What you are asked to do:
How many lines in the records below contain the word "title"? Answer with the number alone.

━━━━━━━━━━

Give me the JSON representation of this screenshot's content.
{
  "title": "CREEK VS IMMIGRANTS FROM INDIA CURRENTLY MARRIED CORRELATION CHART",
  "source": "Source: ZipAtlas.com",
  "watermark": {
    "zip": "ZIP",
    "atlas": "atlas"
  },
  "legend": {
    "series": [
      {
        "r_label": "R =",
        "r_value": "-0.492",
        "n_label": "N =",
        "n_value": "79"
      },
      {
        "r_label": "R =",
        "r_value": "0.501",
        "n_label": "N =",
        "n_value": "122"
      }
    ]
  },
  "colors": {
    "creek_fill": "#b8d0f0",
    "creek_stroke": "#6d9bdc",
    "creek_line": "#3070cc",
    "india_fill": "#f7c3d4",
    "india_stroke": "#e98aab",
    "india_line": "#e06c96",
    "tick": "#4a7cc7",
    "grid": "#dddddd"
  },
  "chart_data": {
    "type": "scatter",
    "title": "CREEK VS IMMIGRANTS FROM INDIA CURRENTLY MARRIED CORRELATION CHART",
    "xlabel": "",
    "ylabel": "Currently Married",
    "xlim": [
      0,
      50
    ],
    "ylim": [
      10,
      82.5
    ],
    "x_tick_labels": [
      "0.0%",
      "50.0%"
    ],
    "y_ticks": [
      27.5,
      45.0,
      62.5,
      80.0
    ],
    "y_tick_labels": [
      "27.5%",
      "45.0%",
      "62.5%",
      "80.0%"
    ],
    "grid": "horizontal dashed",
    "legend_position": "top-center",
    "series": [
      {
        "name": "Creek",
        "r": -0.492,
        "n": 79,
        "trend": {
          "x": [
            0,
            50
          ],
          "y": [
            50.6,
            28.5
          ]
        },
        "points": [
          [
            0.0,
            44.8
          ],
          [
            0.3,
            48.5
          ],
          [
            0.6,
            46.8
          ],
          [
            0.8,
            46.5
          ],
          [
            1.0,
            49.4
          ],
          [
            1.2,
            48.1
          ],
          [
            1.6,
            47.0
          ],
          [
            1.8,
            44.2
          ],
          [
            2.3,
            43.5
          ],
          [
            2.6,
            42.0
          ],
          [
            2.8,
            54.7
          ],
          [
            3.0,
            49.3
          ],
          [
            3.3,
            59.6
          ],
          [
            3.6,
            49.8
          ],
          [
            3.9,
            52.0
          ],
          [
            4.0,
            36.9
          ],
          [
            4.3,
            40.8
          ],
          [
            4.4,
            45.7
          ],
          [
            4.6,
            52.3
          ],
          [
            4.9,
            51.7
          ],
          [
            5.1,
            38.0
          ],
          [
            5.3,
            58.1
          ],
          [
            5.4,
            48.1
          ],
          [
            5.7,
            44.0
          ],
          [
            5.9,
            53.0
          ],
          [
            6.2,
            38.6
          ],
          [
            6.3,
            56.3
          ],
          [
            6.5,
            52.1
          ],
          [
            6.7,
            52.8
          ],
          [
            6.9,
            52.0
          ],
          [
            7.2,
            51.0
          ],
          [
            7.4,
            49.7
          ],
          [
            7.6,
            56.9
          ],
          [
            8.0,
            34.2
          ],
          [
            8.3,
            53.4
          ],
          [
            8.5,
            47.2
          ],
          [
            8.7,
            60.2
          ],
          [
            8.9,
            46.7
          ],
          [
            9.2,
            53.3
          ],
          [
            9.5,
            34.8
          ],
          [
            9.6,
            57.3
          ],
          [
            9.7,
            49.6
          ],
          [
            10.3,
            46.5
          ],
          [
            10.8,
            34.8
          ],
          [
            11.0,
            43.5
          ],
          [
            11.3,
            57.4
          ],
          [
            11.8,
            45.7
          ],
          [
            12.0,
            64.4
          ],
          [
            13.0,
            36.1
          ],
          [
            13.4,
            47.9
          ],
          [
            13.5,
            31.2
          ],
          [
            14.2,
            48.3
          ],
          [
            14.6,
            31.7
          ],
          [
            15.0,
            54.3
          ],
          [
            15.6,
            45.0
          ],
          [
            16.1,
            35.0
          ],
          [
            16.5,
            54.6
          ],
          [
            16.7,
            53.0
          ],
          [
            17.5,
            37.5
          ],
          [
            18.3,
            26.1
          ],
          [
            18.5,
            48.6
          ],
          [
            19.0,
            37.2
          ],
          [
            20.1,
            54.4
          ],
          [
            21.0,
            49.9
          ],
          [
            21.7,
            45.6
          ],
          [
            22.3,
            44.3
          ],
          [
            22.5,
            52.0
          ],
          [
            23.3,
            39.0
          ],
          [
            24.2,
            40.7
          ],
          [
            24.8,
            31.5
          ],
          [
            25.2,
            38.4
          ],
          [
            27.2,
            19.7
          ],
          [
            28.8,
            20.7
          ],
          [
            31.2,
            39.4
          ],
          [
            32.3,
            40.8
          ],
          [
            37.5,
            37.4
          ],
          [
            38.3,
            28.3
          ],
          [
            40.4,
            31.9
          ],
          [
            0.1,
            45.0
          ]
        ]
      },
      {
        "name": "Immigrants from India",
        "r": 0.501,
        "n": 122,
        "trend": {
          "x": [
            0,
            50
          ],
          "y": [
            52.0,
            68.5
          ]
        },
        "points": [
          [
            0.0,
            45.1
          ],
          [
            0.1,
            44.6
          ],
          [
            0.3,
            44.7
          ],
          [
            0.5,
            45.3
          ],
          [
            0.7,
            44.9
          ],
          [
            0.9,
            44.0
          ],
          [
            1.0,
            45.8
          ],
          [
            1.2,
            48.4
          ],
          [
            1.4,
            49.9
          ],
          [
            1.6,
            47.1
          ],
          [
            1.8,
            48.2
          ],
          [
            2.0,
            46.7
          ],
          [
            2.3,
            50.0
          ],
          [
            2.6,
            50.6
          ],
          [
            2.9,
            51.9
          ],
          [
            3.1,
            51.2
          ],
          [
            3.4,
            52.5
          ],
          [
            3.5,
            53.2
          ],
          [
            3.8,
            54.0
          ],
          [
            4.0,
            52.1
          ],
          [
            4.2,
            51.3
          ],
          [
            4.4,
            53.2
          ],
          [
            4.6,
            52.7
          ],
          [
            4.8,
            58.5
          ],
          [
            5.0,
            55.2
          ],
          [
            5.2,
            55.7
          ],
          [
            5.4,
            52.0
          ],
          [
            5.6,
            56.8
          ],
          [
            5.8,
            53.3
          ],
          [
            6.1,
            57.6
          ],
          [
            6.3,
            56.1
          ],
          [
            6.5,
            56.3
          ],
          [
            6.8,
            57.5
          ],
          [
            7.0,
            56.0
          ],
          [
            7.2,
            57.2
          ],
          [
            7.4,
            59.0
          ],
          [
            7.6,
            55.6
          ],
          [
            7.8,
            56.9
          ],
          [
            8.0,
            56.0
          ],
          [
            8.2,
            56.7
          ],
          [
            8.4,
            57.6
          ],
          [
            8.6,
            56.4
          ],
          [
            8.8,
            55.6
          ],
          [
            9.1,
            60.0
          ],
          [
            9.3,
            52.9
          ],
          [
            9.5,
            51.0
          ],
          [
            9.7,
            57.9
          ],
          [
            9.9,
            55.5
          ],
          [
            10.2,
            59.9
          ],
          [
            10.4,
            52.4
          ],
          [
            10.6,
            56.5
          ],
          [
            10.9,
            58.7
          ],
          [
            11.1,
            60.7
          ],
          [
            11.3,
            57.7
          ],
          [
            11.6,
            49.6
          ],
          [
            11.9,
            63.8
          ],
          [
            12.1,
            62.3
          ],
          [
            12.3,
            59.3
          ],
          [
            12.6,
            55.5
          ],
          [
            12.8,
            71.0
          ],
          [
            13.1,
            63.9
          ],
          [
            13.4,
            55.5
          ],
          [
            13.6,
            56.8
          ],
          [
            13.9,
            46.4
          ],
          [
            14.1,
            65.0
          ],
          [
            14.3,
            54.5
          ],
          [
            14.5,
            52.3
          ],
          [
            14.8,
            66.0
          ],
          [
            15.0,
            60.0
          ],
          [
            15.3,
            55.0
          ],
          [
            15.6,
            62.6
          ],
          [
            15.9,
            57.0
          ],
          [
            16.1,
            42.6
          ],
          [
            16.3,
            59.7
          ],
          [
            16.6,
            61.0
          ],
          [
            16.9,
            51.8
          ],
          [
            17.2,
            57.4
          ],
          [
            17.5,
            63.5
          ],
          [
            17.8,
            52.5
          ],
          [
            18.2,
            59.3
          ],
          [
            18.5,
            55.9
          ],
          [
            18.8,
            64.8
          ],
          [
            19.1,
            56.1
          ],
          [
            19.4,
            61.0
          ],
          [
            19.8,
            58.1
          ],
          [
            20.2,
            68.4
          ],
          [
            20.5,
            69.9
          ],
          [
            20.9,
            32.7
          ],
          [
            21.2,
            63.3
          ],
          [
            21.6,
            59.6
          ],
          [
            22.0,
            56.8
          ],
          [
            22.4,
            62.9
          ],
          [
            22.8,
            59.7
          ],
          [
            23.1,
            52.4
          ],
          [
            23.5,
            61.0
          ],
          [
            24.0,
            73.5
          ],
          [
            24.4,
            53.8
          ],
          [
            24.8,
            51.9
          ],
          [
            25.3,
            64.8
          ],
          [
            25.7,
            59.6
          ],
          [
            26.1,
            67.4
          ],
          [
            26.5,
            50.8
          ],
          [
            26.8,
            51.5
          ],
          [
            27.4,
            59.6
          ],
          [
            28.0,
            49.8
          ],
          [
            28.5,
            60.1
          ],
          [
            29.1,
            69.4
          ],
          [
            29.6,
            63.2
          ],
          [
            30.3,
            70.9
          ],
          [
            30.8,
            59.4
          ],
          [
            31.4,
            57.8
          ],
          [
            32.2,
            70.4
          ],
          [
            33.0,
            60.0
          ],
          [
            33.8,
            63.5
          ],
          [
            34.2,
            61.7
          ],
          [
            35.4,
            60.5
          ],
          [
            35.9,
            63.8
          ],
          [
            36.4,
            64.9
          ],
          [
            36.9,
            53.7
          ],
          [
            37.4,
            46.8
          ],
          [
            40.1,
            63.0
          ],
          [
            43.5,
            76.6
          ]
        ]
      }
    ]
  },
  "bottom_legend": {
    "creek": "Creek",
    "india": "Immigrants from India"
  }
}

━━━━━━━━━━

The response:
2